For the data below, work out how many lines contain the word "JSON" and supply only that number.

* Data for processing
════════════════════

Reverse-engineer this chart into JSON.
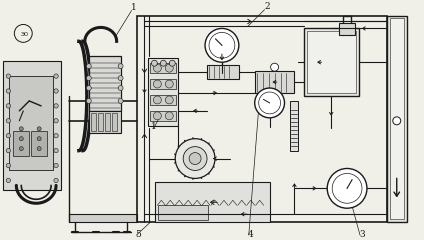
{
  "bg_color": "#f0efe8",
  "line_color": "#1a1a1a",
  "white": "#ffffff",
  "light_gray": "#e0e0dc",
  "mid_gray": "#c8c8c4",
  "dark_gray": "#a0a09c"
}
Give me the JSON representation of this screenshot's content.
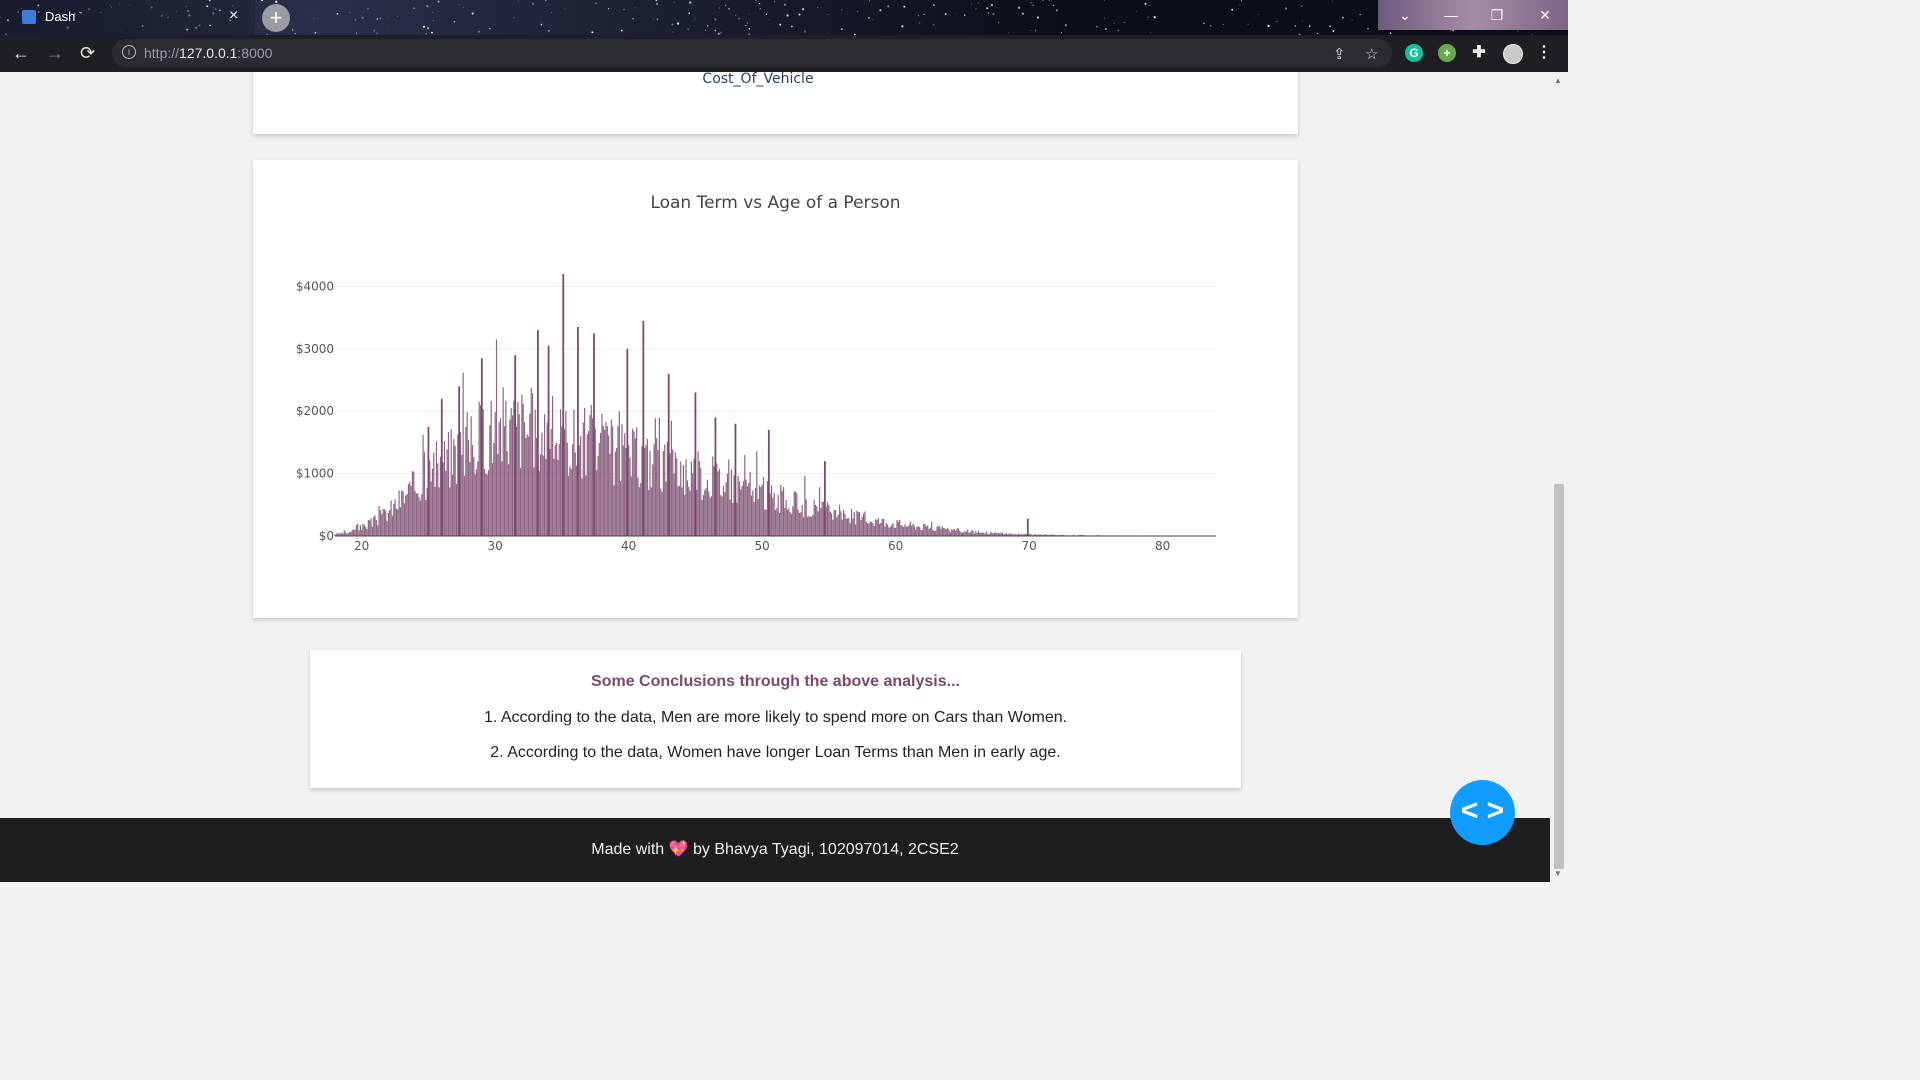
{
  "browser": {
    "tab_title": "Dash",
    "tab_close": "×",
    "new_tab": "+",
    "url_scheme": "http://",
    "url_host": "127.0.0.1",
    "url_port": ":8000",
    "back": "←",
    "forward": "→",
    "reload": "⟳"
  },
  "prev_chart": {
    "xlabel": "Cost_Of_Vehicle"
  },
  "chart": {
    "title": "Loan Term vs Age of a Person"
  },
  "chart_data": {
    "type": "bar",
    "title": "Loan Term vs Age of a Person",
    "xlabel": "",
    "ylabel": "",
    "xlim": [
      18,
      84
    ],
    "ylim": [
      0,
      4200
    ],
    "x_ticks": [
      20,
      30,
      40,
      50,
      60,
      70,
      80
    ],
    "y_ticks": [
      0,
      1000,
      2000,
      3000,
      4000
    ],
    "y_tick_labels": [
      "$0",
      "$1000",
      "$2000",
      "$3000",
      "$4000"
    ],
    "bar_color": "#7a4a6e",
    "grid": true,
    "envelope": {
      "x": [
        18,
        19,
        20,
        21,
        22,
        23,
        24,
        25,
        26,
        27,
        28,
        29,
        30,
        31,
        32,
        33,
        34,
        35,
        36,
        37,
        38,
        39,
        40,
        41,
        42,
        43,
        44,
        45,
        46,
        47,
        48,
        49,
        50,
        51,
        52,
        53,
        54,
        55,
        56,
        57,
        58,
        59,
        60,
        61,
        62,
        63,
        64,
        65,
        66,
        67,
        68,
        69,
        70,
        71,
        72,
        73,
        74,
        75,
        76,
        77,
        78,
        79,
        80,
        81,
        82,
        83
      ],
      "y": [
        30,
        60,
        150,
        260,
        420,
        650,
        850,
        1050,
        1250,
        1450,
        1600,
        1750,
        1850,
        1900,
        1900,
        1850,
        1800,
        1700,
        1650,
        1600,
        1550,
        1450,
        1400,
        1350,
        1250,
        1200,
        1150,
        1100,
        1000,
        950,
        900,
        820,
        750,
        650,
        600,
        520,
        470,
        420,
        380,
        330,
        290,
        250,
        220,
        190,
        160,
        130,
        110,
        90,
        70,
        55,
        45,
        35,
        28,
        22,
        18,
        14,
        12,
        10,
        8,
        7,
        6,
        5,
        4,
        4,
        3,
        3
      ]
    },
    "peaks": [
      {
        "x": 35.1,
        "y": 4200
      },
      {
        "x": 41.1,
        "y": 3450
      },
      {
        "x": 33.2,
        "y": 3300
      },
      {
        "x": 36.2,
        "y": 3350
      },
      {
        "x": 39.9,
        "y": 3000
      },
      {
        "x": 29.0,
        "y": 2850
      },
      {
        "x": 31.5,
        "y": 2900
      },
      {
        "x": 34.0,
        "y": 3050
      },
      {
        "x": 37.4,
        "y": 3250
      },
      {
        "x": 43.0,
        "y": 2600
      },
      {
        "x": 45.0,
        "y": 2300
      },
      {
        "x": 46.5,
        "y": 1900
      },
      {
        "x": 48.0,
        "y": 1800
      },
      {
        "x": 50.5,
        "y": 1700
      },
      {
        "x": 54.7,
        "y": 1200
      },
      {
        "x": 26.0,
        "y": 2200
      },
      {
        "x": 27.3,
        "y": 2400
      },
      {
        "x": 25.0,
        "y": 1750
      },
      {
        "x": 69.9,
        "y": 280
      }
    ]
  },
  "conclusions": {
    "heading": "Some Conclusions through the above analysis...",
    "item1": "1. According to the data, Men are more likely to spend more on Cars than Women.",
    "item2": "2. According to the data, Women have longer Loan Terms than Men in early age."
  },
  "footer": {
    "prefix": "Made with",
    "heart": "💖",
    "suffix": "by Bhavya Tyagi, 102097014, 2CSE2"
  },
  "devtools": {
    "label": "< >"
  }
}
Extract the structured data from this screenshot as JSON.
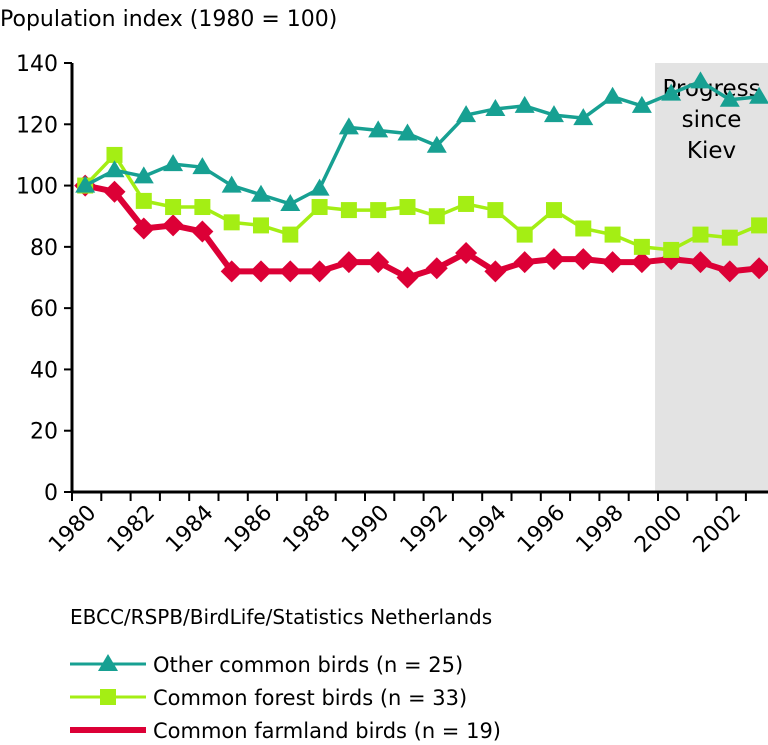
{
  "chart_data": {
    "type": "line",
    "title": "Population index (1980 = 100)",
    "xlabel": "",
    "ylabel": "Population index (1980 = 100)",
    "ylim": [
      0,
      140
    ],
    "yticks": [
      0,
      20,
      40,
      60,
      80,
      100,
      120,
      140
    ],
    "x": [
      1980,
      1981,
      1982,
      1983,
      1984,
      1985,
      1986,
      1987,
      1988,
      1989,
      1990,
      1991,
      1992,
      1993,
      1994,
      1995,
      1996,
      1997,
      1998,
      1999,
      2000,
      2001,
      2002,
      2003
    ],
    "xtick_labels": [
      "1980",
      "1982",
      "1984",
      "1986",
      "1988",
      "1990",
      "1992",
      "1994",
      "1996",
      "1998",
      "2000",
      "2002"
    ],
    "grid": false,
    "annotation": {
      "text": [
        "Progress",
        "since",
        "Kiev"
      ],
      "from_year": 2000,
      "color": "#e3e3e3"
    },
    "source": "EBCC/RSPB/BirdLife/Statistics Netherlands",
    "series": [
      {
        "name": "Other common birds (n = 25)",
        "color": "#17a092",
        "marker": "triangle",
        "values": [
          100,
          105,
          103,
          107,
          106,
          100,
          97,
          94,
          99,
          119,
          118,
          117,
          113,
          123,
          125,
          126,
          123,
          122,
          129,
          126,
          130,
          134,
          128,
          129
        ]
      },
      {
        "name": "Common forest birds (n = 33)",
        "color": "#a4ee14",
        "marker": "square",
        "values": [
          100,
          110,
          95,
          93,
          93,
          88,
          87,
          84,
          93,
          92,
          92,
          93,
          90,
          94,
          92,
          84,
          92,
          86,
          84,
          80,
          79,
          84,
          83,
          87
        ]
      },
      {
        "name": "Common farmland birds (n = 19)",
        "color": "#dc0036",
        "marker": "diamond",
        "values": [
          100,
          98,
          86,
          87,
          85,
          72,
          72,
          72,
          72,
          75,
          75,
          70,
          73,
          78,
          72,
          75,
          76,
          76,
          75,
          75,
          76,
          75,
          72,
          73
        ]
      }
    ]
  }
}
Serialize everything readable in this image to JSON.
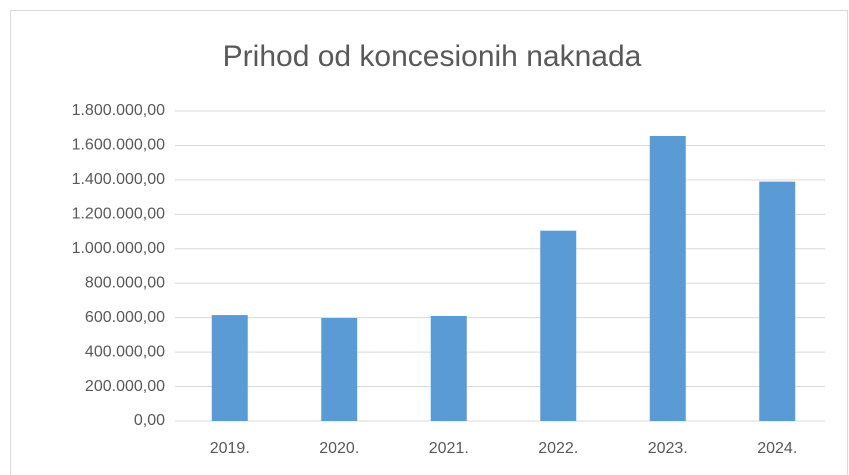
{
  "chart_data": {
    "type": "bar",
    "title": "Prihod od koncesionih naknada",
    "categories": [
      "2019.",
      "2020.",
      "2021.",
      "2022.",
      "2023.",
      "2024."
    ],
    "values": [
      615000,
      598000,
      610000,
      1105000,
      1655000,
      1390000
    ],
    "color": "#5b9bd5",
    "ylim": [
      0,
      1800000
    ],
    "yticks": [
      {
        "value": 0,
        "label": "0,00"
      },
      {
        "value": 200000,
        "label": "200.000,00"
      },
      {
        "value": 400000,
        "label": "400.000,00"
      },
      {
        "value": 600000,
        "label": "600.000,00"
      },
      {
        "value": 800000,
        "label": "800.000,00"
      },
      {
        "value": 1000000,
        "label": "1.000.000,00"
      },
      {
        "value": 1200000,
        "label": "1.200.000,00"
      },
      {
        "value": 1400000,
        "label": "1.400.000,00"
      },
      {
        "value": 1600000,
        "label": "1.600.000,00"
      },
      {
        "value": 1800000,
        "label": "1.800.000,00"
      }
    ],
    "grid": true
  }
}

════════════════════

* Solution for this task
4